**TASK TO COMPLETE**
Locate every line in the records that contains the word "Reply", and copy each of those lines.

**LISTING**
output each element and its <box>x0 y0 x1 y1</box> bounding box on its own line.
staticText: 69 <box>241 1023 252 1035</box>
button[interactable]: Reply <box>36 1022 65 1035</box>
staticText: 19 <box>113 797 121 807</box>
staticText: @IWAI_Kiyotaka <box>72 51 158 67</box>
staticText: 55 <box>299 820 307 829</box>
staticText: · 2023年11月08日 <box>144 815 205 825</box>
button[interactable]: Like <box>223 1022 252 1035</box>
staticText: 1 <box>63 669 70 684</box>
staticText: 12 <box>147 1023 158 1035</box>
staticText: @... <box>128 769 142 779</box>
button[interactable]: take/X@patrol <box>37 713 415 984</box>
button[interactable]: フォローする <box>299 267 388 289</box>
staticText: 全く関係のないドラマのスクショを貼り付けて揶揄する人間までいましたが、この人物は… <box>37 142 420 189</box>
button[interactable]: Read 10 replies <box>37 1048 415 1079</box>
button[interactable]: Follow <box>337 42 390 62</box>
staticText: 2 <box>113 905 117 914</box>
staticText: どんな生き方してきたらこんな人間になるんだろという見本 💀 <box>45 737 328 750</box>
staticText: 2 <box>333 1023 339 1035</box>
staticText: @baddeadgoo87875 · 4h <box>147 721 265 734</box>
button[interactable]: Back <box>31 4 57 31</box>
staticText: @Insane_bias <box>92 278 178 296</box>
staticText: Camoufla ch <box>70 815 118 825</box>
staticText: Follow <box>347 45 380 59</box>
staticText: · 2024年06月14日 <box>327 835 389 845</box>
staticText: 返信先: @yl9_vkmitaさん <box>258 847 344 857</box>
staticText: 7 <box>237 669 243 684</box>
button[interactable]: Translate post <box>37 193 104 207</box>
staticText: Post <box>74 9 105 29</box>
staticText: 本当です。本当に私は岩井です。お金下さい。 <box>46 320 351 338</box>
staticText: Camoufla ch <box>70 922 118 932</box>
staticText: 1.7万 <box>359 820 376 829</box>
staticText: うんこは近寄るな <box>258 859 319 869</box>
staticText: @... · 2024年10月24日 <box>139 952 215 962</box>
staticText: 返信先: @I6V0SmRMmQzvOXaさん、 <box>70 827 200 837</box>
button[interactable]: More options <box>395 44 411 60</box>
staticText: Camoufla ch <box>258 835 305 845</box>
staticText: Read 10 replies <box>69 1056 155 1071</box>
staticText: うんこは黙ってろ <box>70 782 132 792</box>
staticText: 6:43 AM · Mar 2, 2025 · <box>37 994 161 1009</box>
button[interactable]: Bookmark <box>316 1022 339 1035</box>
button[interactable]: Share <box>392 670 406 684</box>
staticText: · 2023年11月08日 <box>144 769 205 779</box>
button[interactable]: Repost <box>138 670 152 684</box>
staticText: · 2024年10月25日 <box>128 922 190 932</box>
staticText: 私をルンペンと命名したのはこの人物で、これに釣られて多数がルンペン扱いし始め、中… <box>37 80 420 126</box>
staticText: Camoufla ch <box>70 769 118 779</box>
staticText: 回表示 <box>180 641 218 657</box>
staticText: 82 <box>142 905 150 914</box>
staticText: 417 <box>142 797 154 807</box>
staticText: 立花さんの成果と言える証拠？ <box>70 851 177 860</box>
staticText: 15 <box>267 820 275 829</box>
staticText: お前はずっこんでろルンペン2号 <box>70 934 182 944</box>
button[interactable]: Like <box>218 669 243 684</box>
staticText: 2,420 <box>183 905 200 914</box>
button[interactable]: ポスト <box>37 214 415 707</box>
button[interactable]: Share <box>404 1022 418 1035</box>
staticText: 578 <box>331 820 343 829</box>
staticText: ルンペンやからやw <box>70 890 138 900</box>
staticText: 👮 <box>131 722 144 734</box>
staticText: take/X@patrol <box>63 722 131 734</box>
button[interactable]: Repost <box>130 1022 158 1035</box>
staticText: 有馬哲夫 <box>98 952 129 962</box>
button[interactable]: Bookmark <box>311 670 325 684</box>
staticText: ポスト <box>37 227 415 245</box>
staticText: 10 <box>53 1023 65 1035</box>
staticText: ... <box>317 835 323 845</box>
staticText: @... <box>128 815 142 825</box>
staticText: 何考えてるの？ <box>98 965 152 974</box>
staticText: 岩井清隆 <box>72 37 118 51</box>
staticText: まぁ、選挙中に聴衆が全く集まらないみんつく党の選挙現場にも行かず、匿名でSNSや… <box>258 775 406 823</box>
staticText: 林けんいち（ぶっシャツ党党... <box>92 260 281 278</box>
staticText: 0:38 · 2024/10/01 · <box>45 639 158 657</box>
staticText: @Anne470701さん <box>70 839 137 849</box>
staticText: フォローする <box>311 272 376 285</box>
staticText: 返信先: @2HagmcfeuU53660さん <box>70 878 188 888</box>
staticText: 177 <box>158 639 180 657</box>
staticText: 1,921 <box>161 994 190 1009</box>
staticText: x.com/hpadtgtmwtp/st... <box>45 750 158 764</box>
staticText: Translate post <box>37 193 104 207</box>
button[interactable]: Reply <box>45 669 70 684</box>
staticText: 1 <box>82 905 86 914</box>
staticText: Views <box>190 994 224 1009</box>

**WRITTEN RESPONSE**
button[interactable]: Reply <box>36 1022 65 1035</box>
button[interactable]: Reply <box>45 669 70 684</box>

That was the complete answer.